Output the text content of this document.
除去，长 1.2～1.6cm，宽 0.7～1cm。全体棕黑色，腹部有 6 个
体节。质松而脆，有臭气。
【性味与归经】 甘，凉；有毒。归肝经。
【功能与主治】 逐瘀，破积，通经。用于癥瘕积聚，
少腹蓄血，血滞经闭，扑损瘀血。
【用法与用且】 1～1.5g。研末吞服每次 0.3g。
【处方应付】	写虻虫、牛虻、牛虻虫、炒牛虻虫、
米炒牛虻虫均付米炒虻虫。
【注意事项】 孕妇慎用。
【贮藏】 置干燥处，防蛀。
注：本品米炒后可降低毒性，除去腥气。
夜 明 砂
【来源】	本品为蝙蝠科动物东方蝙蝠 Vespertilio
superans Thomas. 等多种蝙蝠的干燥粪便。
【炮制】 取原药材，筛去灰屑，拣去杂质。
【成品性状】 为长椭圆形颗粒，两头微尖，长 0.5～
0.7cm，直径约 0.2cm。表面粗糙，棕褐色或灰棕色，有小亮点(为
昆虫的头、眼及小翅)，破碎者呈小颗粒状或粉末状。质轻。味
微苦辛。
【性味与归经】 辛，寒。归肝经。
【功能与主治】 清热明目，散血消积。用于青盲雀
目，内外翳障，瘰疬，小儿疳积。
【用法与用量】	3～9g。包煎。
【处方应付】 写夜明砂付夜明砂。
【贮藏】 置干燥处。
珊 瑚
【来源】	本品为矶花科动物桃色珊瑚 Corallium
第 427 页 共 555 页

» **WHAT IS EXPECTED**:
Return each entry from the material above exactly as it appears.

» **THE SOLUTION**:
Output the text content of this document.
除去，长 1.2～1.6cm，宽 0.7～1cm。全体棕黑色，腹部有 6 个
体节。质松而脆，有臭气。
【性味与归经】 甘，凉；有毒。归肝经。
【功能与主治】 逐瘀，破积，通经。用于癥瘕积聚，
少腹蓄血，血滞经闭，扑损瘀血。
【用法与用且】 1～1.5g。研末吞服每次 0.3g。
【处方应付】	写虻虫、牛虻、牛虻虫、炒牛虻虫、
米炒牛虻虫均付米炒虻虫。
【注意事项】 孕妇慎用。
【贮藏】 置干燥处，防蛀。
注：本品米炒后可降低毒性，除去腥气。
夜 明 砂
【来源】	本品为蝙蝠科动物东方蝙蝠 Vespertilio
superans Thomas. 等多种蝙蝠的干燥粪便。
【炮制】 取原药材，筛去灰屑，拣去杂质。
【成品性状】 为长椭圆形颗粒，两头微尖，长 0.5～
0.7cm，直径约 0.2cm。表面粗糙，棕褐色或灰棕色，有小亮点(为
昆虫的头、眼及小翅)，破碎者呈小颗粒状或粉末状。质轻。味
微苦辛。
【性味与归经】 辛，寒。归肝经。
【功能与主治】 清热明目，散血消积。用于青盲雀
目，内外翳障，瘰疬，小儿疳积。
【用法与用量】	3～9g。包煎。
【处方应付】 写夜明砂付夜明砂。
【贮藏】 置干燥处。
珊 瑚
【来源】	本品为矶花科动物桃色珊瑚 Corallium
第 427 页 共 555 页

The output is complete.